Data provided »
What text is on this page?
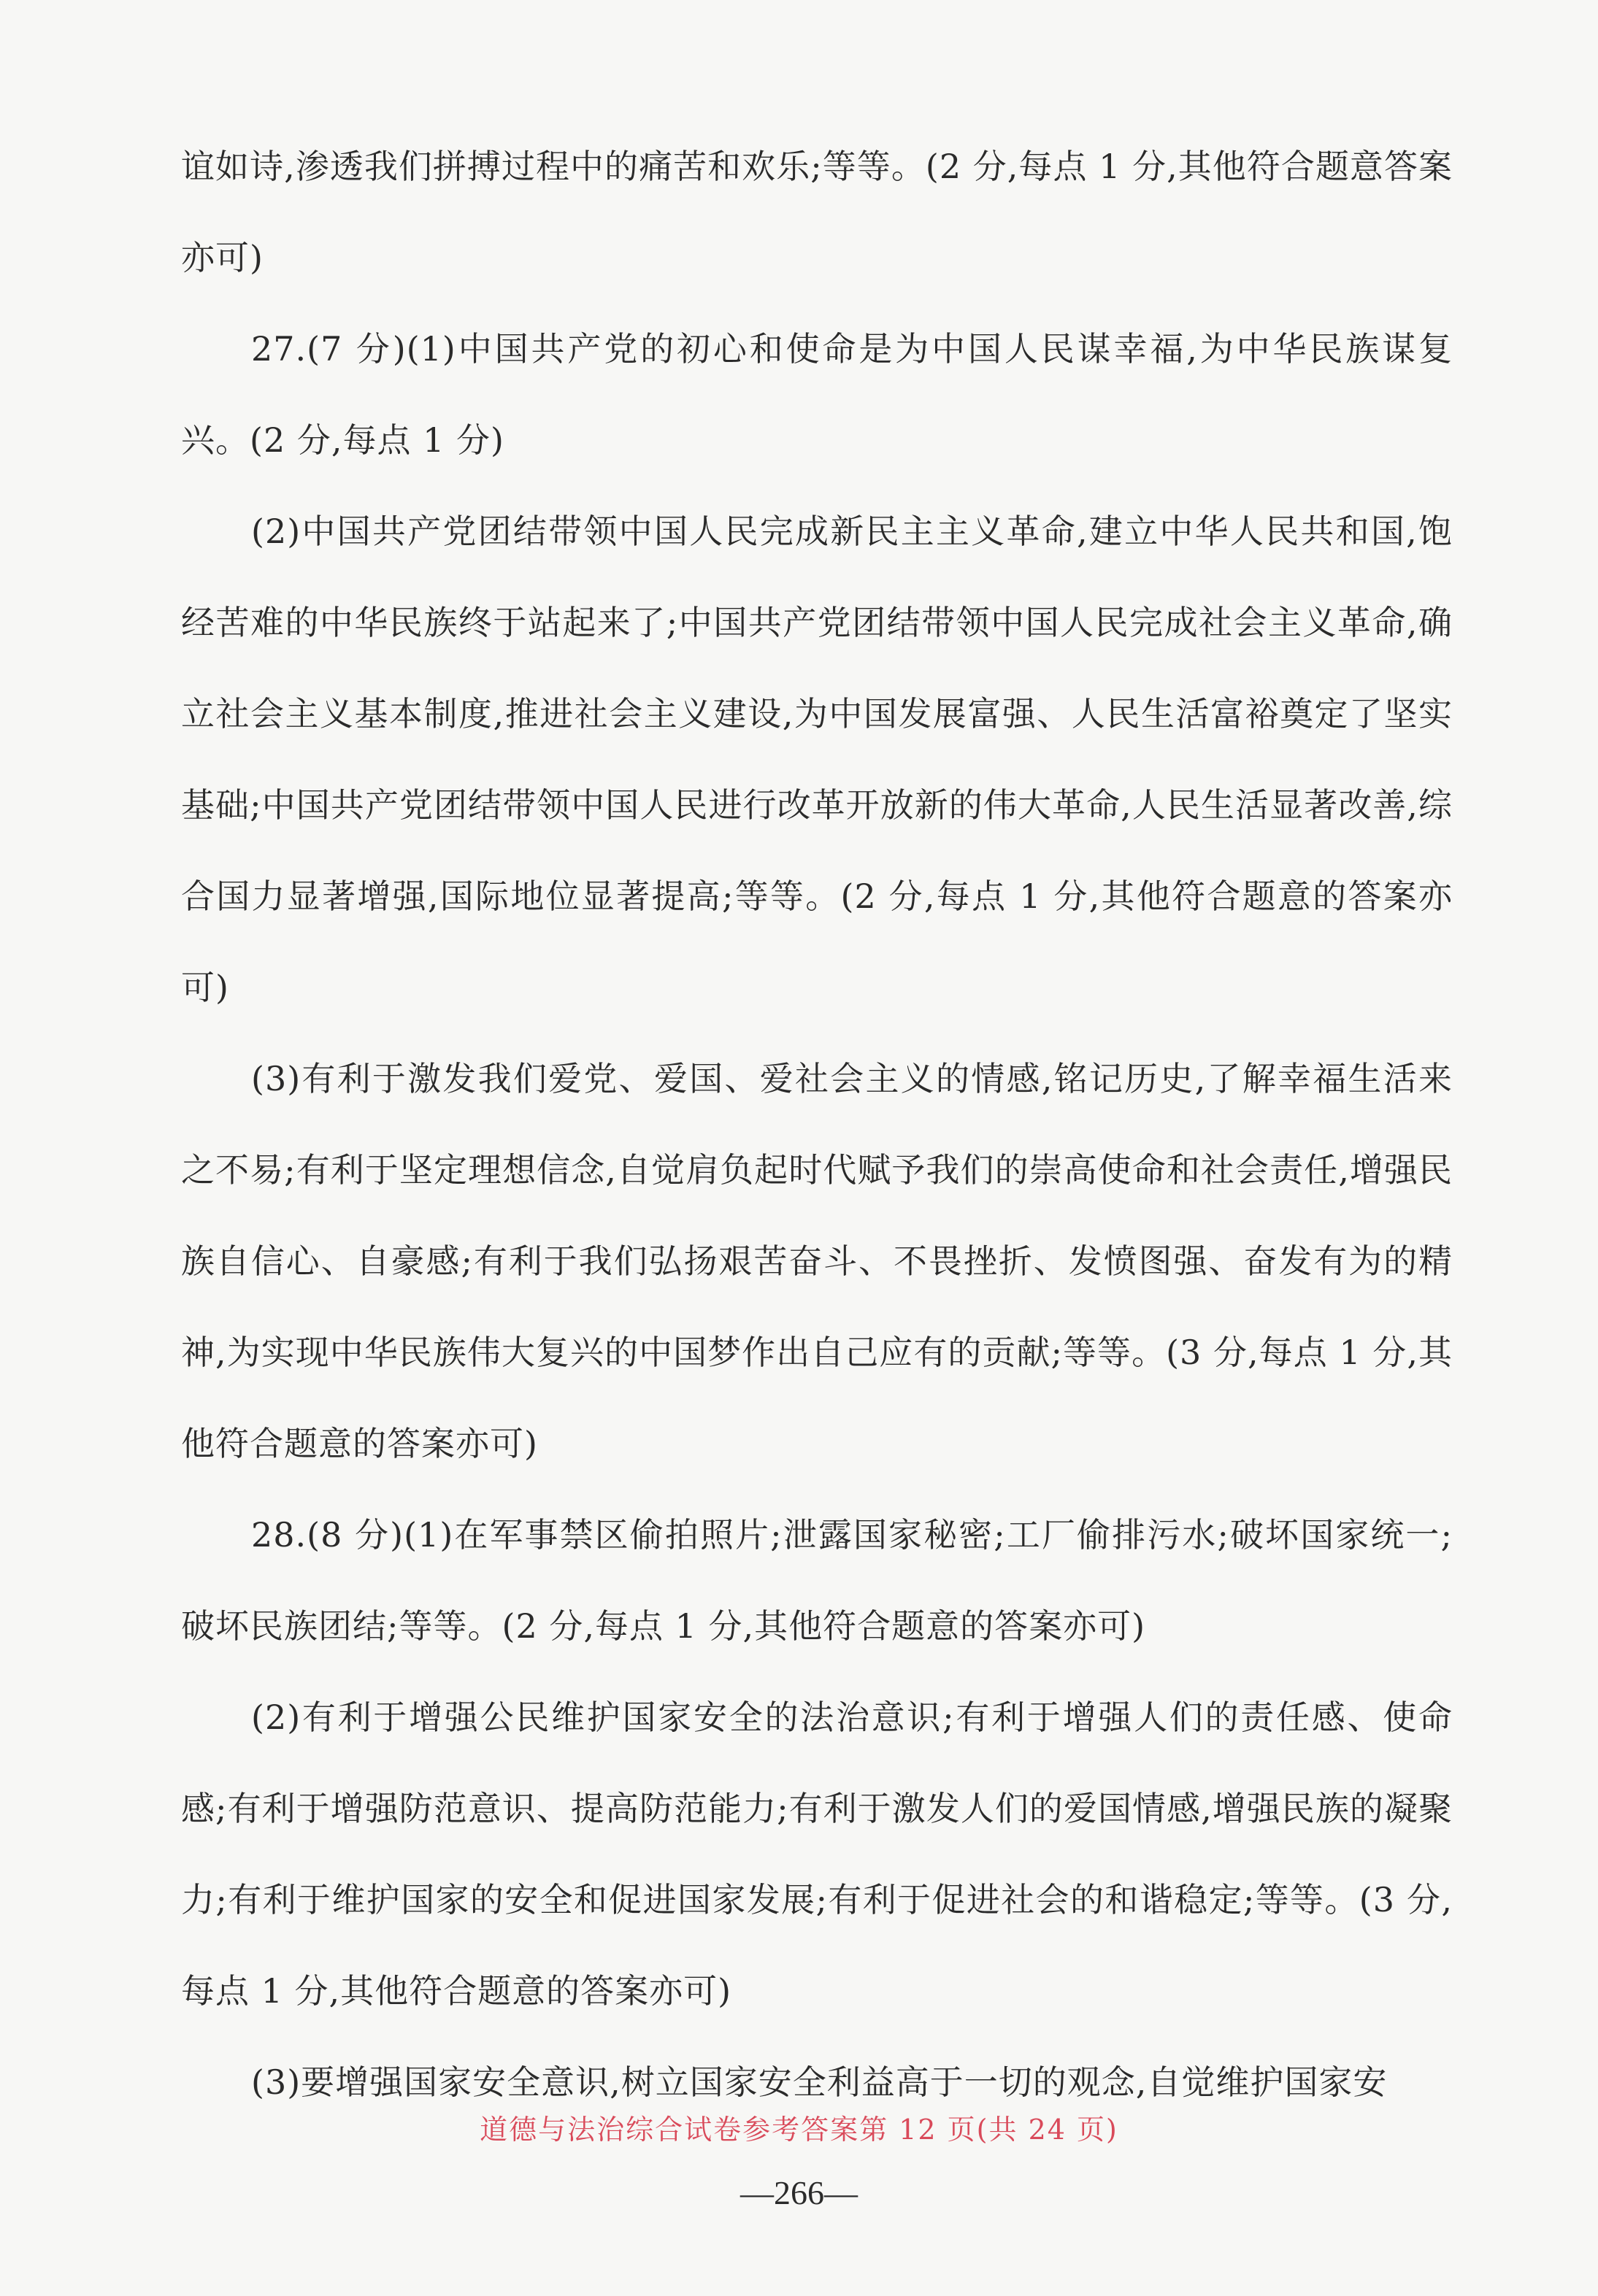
谊如诗,渗透我们拼搏过程中的痛苦和欢乐;等等。(2 分,每点 1 分,其他符合题意答案亦可)

27.(7 分)(1)中国共产党的初心和使命是为中国人民谋幸福,为中华民族谋复兴。(2 分,每点 1 分)

(2)中国共产党团结带领中国人民完成新民主主义革命,建立中华人民共和国,饱经苦难的中华民族终于站起来了;中国共产党团结带领中国人民完成社会主义革命,确立社会主义基本制度,推进社会主义建设,为中国发展富强、人民生活富裕奠定了坚实基础;中国共产党团结带领中国人民进行改革开放新的伟大革命,人民生活显著改善,综合国力显著增强,国际地位显著提高;等等。(2 分,每点 1 分,其他符合题意的答案亦可)

(3)有利于激发我们爱党、爱国、爱社会主义的情感,铭记历史,了解幸福生活来之不易;有利于坚定理想信念,自觉肩负起时代赋予我们的崇高使命和社会责任,增强民族自信心、自豪感;有利于我们弘扬艰苦奋斗、不畏挫折、发愤图强、奋发有为的精神,为实现中华民族伟大复兴的中国梦作出自己应有的贡献;等等。(3 分,每点 1 分,其他符合题意的答案亦可)

28.(8 分)(1)在军事禁区偷拍照片;泄露国家秘密;工厂偷排污水;破坏国家统一;破坏民族团结;等等。(2 分,每点 1 分,其他符合题意的答案亦可)

(2)有利于增强公民维护国家安全的法治意识;有利于增强人们的责任感、使命感;有利于增强防范意识、提高防范能力;有利于激发人们的爱国情感,增强民族的凝聚力;有利于维护国家的安全和促进国家发展;有利于促进社会的和谐稳定;等等。(3 分,每点 1 分,其他符合题意的答案亦可)

(3)要增强国家安全意识,树立国家安全利益高于一切的观念,自觉维护国家安

道德与法治综合试卷参考答案第 12 页(共 24 页)
—266—
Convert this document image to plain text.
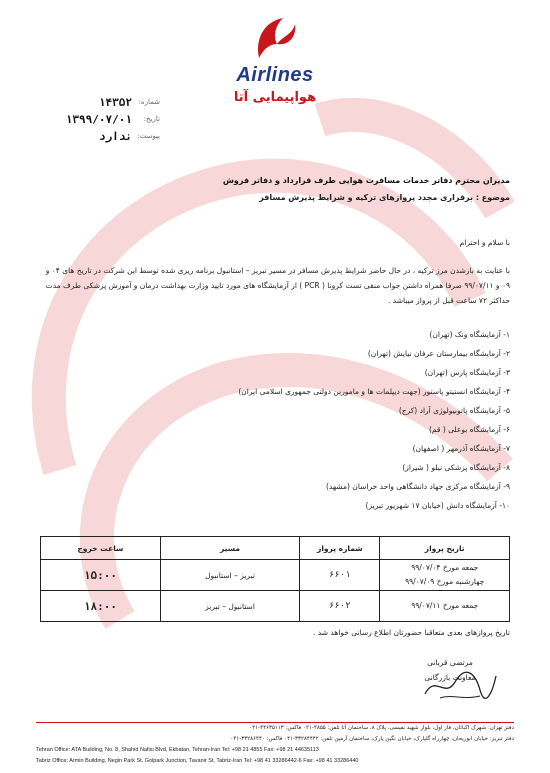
Airlines
هواپیمایی آتا
شماره:
۱۴۳۵۲
تاریخ:
۱۳۹۹/۰۷/۰۱
پیوست:
ندارد
مدیران محترم دفاتر خدمات مسافرت هوایی طرف قرارداد و دفاتر فروش
موضوع : برقراری مجدد پروازهای ترکیه و شرایط پذیرش مسافر
با سلام و احترام
با عنایت به بازشدن مرز ترکیه ، در حال حاضر شرایط پذیرش مسافر در مسیر تبریز – استانبول برنامه ریزی شده توسط این شرکت در تاریخ های ۰۴ و ۰۹ و ۹۹/۰۷/۱۱ صرفا همراه داشتن جواب منفی تست کرونا ( PCR ) از آزمایشگاه های مورد تایید وزارت بهداشت درمان و آموزش پزشکی طرف مدت حداکثر ۷۲ ساعت قبل از پرواز میباشد .
۱- آزمایشگاه ونک (تهران)
۲- آزمایشگاه بیمارستان عرفان نیایش (تهران)
۳- آزمایشگاه پارس (تهران)
۴- آزمایشگاه انستیتو پاستور (جهت دیپلمات ها و مامورین دولتی جمهوری اسلامی ایران)
۵- آزمایشگاه پاتوبیولوژی آراد (کرج)
۶- آزمایشگاه بوعلی ( قم)
۷- آزمایشگاه آذرمهر ( اصفهان)
۸- آزمایشگاه پزشکی نیلو ( شیراز)
۹- آزمایشگاه مرکزی جهاد دانشگاهی واحد خراسان (مشهد)
۱۰- آزمایشگاه دانش (خیابان ۱۷ شهریور تبریز)
تاریخ پرواز	شماره پرواز	مسیر	ساعت خروج

جمعه مورخ ۹۹/۰۷/۰۴
چهارشنبه مورخ ۹۹/۰۷/۰۹	۶۶۰۱	تبریز – استانبول	۱۵:۰۰

جمعه مورخ ۹۹/۰۷/۱۱	۶۶۰۲	استانبول – تبریز	۱۸:۰۰
تاریخ پروازهای بعدی متعاقبا حضورتان اطلاع رسانی خواهد شد .
مرتضی قربانی
معاونت بازرگانی
دفتر تهران: شهرک اکباتان، فاز اول، بلوار شهید نفیسی، پلاک ۸، ساختمان آتا تلفن: ۴۸۵۵-۰۲۱ فاکس: ۴۴۶۳۵۱۱۳-۰۲۱
دفتر تبریز: خیابان ابوریحان، چهارراه گلپارک، خیابان نگین پارک، ساختمان آرمین تلفن: ۳۳۲۸۴۴۴۲-۰۴۱ فاکس: ۳۳۲۸۶۴۴۰-۰۴۱
Tehran Office: ATA Building, No. 8, Shahid Nafisi Blvd, Ekbatan, Tehran-Iran Tel: +98 21 4855 Fax: +98 21 44635113
Tabriz Office: Armin Building, Negin Park St, Golpark Junction, Tavanir St, Tabriz-Iran Tel: +98 41 33286442-6 Fax: +98 41 33286440
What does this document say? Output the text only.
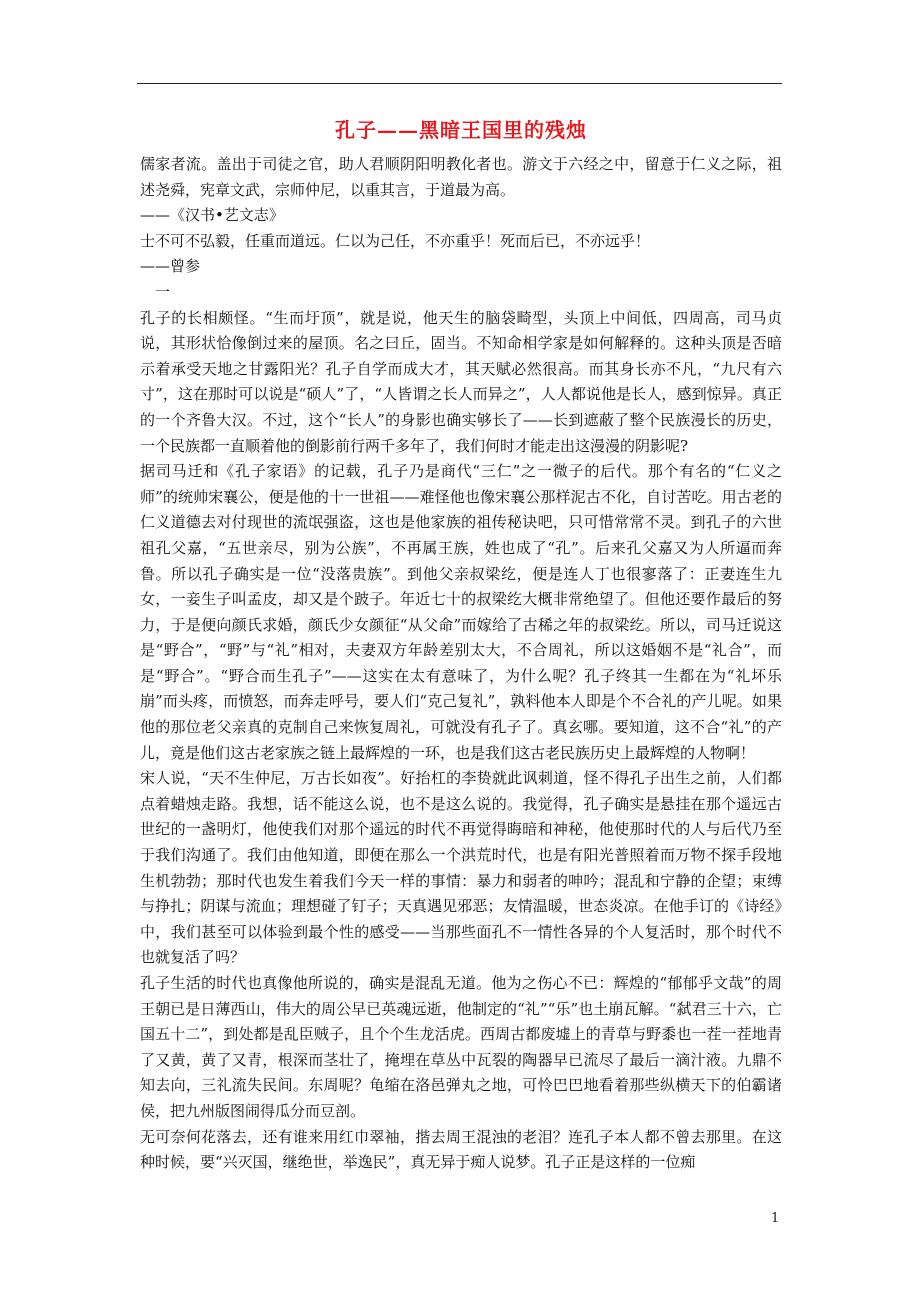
孔子——黑暗王国里的残烛

儒家者流。盖出于司徒之官，助人君顺阴阳明教化者也。游文于六经之中，留意于仁义之际，祖述尧舜，宪章文武，宗师仲尼，以重其言，于道最为高。

——《汉书•艺文志》

士不可不弘毅，任重而道远。仁以为己任，不亦重乎！死而后已，不亦远乎！

——曾参

一

孔子的长相颇怪。“生而圩顶”，就是说，他天生的脑袋畸型，头顶上中间低，四周高，司马贞说，其形状恰像倒过来的屋顶。名之曰丘，固当。不知命相学家是如何解释的。这种头顶是否暗示着承受天地之甘露阳光？孔子自学而成大才，其天赋必然很高。而其身长亦不凡，“九尺有六寸”，这在那时可以说是“硕人”了，“人皆谓之长人而异之”，人人都说他是长人，感到惊异。真正的一个齐鲁大汉。不过，这个“长人”的身影也确实够长了——长到遮蔽了整个民族漫长的历史，一个民族都一直顺着他的倒影前行两千多年了，我们何时才能走出这漫漫的阴影呢?

据司马迁和《孔子家语》的记载，孔子乃是商代“三仁”之一微子的后代。那个有名的“仁义之师”的统帅宋襄公，便是他的十一世祖——难怪他也像宋襄公那样泥古不化，自讨苦吃。用古老的仁义道德去对付现世的流氓强盗，这也是他家族的祖传秘诀吧，只可惜常常不灵。到孔子的六世祖孔父嘉，“五世亲尽，别为公族”，不再属王族，姓也成了“孔”。后来孔父嘉又为人所逼而奔鲁。所以孔子确实是一位“没落贵族”。到他父亲叔梁纥，便是连人丁也很寥落了：正妻连生九女，一妾生子叫孟皮，却又是个跛子。年近七十的叔梁纥大概非常绝望了。但他还要作最后的努力，于是便向颜氏求婚，颜氏少女颜征“从父命”而嫁给了古稀之年的叔梁纥。所以，司马迁说这是“野合”，“野”与“礼”相对，夫妻双方年龄差别太大，不合周礼，所以这婚姻不是“礼合”，而是“野合”。“野合而生孔子”——这实在太有意味了，为什么呢？孔子终其一生都在为“礼坏乐崩”而头疼，而愤怒，而奔走呼号，要人们“克己复礼”，孰料他本人即是个不合礼的产儿呢。如果他的那位老父亲真的克制自己来恢复周礼，可就没有孔子了。真玄哪。要知道，这不合“礼”的产儿，竟是他们这古老家族之链上最辉煌的一环，也是我们这古老民族历史上最辉煌的人物啊！

宋人说，“天不生仲尼，万古长如夜”。好抬杠的李贽就此讽刺道，怪不得孔子出生之前，人们都点着蜡烛走路。我想，话不能这么说，也不是这么说的。我觉得，孔子确实是悬挂在那个遥远古世纪的一盏明灯，他使我们对那个遥远的时代不再觉得晦暗和神秘，他使那时代的人与后代乃至于我们沟通了。我们由他知道，即便在那么一个洪荒时代，也是有阳光普照着而万物不探手段地生机勃勃；那时代也发生着我们今天一样的事情：暴力和弱者的呻吟；混乱和宁静的企望；束缚与挣扎；阴谋与流血；理想碰了钉子；天真遇见邪恶；友情温暖，世态炎凉。在他手订的《诗经》中，我们甚至可以体验到最个性的感受——当那些面孔不一情性各异的个人复活时，那个时代不也就复活了吗？

孔子生活的时代也真像他所说的，确实是混乱无道。他为之伤心不已：辉煌的“郁郁乎文哉”的周王朝已是日薄西山，伟大的周公早已英魂远逝，他制定的“礼”“乐”也土崩瓦解。“弑君三十六，亡国五十二”，到处都是乱臣贼子，且个个生龙活虎。西周古都废墟上的青草与野黍也一茬一茬地青了又黄，黄了又青，根深而茎壮了，掩埋在草丛中瓦裂的陶器早已流尽了最后一滴汁液。九鼎不知去向，三礼流失民间。东周呢？龟缩在洛邑弹丸之地，可怜巴巴地看着那些纵横天下的伯霸诸侯，把九州版图闹得瓜分而豆剖。

无可奈何花落去，还有谁来用红巾翠袖，揩去周王混浊的老泪？连孔子本人都不曾去那里。在这种时候，要“兴灭国，继绝世，举逸民”，真无异于痴人说梦。孔子正是这样的一位痴

1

Exercise » Scan the material above for the string "ساختمان" and report each line where you find it.

Solution to this exercise »
دفتر تهران: شهرک اکباتان، فاز اول، بلوار شهید نفیسی، پلاک ۸، ساختمان آتا تلفن: ۴۸۵۵-۰۲۱ فاکس: ۴۴۶۳۵۱۱۳-۰۲۱
دفتر تبریز: خیابان ابوریحان، چهارراه گلپارک، خیابان نگین پارک، ساختمان آرمین تلفن: ۳۳۲۸۴۴۴۲-۰۴۱ فاکس: ۳۳۲۸۶۴۴۰-۰۴۱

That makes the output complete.